Aim of the exercise | Scan the data, and whenever a line contains "ring", copy it.

Data listing |
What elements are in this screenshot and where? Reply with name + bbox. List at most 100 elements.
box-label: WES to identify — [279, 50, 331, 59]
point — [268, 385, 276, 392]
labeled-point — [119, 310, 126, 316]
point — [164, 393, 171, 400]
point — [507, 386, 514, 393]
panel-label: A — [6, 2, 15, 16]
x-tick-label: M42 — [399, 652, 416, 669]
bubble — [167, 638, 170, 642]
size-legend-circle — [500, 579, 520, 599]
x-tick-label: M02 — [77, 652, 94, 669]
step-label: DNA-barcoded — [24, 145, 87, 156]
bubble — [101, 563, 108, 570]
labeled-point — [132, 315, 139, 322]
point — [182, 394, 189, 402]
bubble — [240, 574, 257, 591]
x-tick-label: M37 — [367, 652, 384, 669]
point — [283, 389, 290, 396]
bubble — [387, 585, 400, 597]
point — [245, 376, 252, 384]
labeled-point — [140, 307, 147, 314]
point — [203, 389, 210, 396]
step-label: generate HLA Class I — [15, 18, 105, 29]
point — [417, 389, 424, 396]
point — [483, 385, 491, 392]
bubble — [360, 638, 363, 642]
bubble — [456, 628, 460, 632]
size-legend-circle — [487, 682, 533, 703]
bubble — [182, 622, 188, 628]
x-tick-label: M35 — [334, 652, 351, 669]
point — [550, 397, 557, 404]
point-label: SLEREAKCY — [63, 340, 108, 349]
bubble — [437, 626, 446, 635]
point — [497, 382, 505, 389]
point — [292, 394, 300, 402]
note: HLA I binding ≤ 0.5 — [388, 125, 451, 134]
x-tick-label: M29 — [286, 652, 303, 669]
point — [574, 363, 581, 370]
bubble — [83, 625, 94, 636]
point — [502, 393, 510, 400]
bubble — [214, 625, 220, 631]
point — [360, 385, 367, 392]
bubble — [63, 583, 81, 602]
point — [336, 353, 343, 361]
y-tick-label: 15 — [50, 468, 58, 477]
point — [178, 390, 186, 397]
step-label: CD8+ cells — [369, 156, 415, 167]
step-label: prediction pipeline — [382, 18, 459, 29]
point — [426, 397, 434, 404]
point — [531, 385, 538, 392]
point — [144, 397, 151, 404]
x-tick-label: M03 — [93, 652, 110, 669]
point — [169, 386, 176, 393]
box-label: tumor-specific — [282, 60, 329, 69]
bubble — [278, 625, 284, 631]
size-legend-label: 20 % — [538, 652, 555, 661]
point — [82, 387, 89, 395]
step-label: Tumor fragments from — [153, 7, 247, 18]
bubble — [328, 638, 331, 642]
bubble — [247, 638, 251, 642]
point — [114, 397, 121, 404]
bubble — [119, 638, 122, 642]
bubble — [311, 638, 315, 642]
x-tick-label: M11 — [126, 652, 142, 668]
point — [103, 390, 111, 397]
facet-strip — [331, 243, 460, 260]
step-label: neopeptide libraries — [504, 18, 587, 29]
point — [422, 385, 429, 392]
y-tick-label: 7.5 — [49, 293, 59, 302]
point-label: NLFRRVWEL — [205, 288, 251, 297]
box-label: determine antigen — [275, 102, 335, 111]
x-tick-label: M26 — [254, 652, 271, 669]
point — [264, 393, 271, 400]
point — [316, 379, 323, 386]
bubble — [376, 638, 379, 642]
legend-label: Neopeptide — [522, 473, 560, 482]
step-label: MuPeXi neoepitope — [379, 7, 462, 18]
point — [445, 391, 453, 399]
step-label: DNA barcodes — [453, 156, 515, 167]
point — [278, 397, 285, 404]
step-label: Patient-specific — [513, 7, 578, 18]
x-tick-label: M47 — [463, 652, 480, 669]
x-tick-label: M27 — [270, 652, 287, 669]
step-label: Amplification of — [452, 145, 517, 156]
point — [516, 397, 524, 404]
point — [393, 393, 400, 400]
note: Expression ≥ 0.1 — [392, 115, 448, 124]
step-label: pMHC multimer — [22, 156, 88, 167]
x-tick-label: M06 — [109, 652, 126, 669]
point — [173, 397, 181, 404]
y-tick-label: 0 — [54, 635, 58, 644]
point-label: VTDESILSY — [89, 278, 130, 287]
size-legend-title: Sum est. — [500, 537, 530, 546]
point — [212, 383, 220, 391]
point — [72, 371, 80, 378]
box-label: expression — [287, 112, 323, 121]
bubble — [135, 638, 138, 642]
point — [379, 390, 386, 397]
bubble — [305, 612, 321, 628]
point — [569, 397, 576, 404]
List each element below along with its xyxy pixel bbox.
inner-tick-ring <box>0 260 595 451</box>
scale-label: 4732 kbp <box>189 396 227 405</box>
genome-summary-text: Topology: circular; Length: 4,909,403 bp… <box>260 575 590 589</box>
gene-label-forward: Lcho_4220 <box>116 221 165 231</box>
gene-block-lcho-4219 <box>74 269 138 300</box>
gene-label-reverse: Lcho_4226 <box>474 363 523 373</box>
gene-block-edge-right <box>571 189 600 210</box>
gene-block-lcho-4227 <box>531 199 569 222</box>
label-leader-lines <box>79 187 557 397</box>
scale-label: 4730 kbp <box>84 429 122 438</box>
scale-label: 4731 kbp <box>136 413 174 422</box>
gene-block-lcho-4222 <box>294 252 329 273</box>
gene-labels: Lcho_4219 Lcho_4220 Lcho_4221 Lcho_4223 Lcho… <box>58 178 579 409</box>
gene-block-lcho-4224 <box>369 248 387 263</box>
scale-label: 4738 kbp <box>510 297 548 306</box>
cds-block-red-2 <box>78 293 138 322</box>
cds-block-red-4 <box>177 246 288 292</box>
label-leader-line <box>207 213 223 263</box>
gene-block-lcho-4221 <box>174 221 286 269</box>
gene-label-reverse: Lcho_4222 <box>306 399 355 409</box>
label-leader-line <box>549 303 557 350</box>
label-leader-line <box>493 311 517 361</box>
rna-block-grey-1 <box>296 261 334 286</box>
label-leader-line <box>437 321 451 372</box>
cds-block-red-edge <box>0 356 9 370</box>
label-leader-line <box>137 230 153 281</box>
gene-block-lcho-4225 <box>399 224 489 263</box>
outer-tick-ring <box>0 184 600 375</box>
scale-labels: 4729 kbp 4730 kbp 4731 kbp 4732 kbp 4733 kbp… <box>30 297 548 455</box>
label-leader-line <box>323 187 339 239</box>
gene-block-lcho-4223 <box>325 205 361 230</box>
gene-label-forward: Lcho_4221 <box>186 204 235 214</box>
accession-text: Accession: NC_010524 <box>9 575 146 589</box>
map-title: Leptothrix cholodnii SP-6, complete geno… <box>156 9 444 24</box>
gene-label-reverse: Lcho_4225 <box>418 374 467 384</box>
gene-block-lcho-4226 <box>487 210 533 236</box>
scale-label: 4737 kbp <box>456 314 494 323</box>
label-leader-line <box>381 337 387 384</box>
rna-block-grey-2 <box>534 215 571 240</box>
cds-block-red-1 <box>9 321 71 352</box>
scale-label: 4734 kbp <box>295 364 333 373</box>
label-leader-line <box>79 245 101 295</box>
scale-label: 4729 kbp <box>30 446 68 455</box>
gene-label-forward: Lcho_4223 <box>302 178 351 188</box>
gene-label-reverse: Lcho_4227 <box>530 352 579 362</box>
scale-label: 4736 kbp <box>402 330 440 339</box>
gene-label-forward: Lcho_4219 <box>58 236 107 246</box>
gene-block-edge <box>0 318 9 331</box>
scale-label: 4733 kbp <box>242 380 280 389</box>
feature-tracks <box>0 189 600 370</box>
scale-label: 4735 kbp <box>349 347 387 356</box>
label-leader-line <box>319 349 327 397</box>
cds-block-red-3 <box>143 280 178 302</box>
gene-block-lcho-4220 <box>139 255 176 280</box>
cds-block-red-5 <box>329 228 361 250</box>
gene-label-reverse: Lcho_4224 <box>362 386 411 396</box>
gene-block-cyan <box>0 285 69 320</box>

Result of this task |
inner-tick-ring <box>0 260 595 451</box>
outer-tick-ring <box>0 184 600 375</box>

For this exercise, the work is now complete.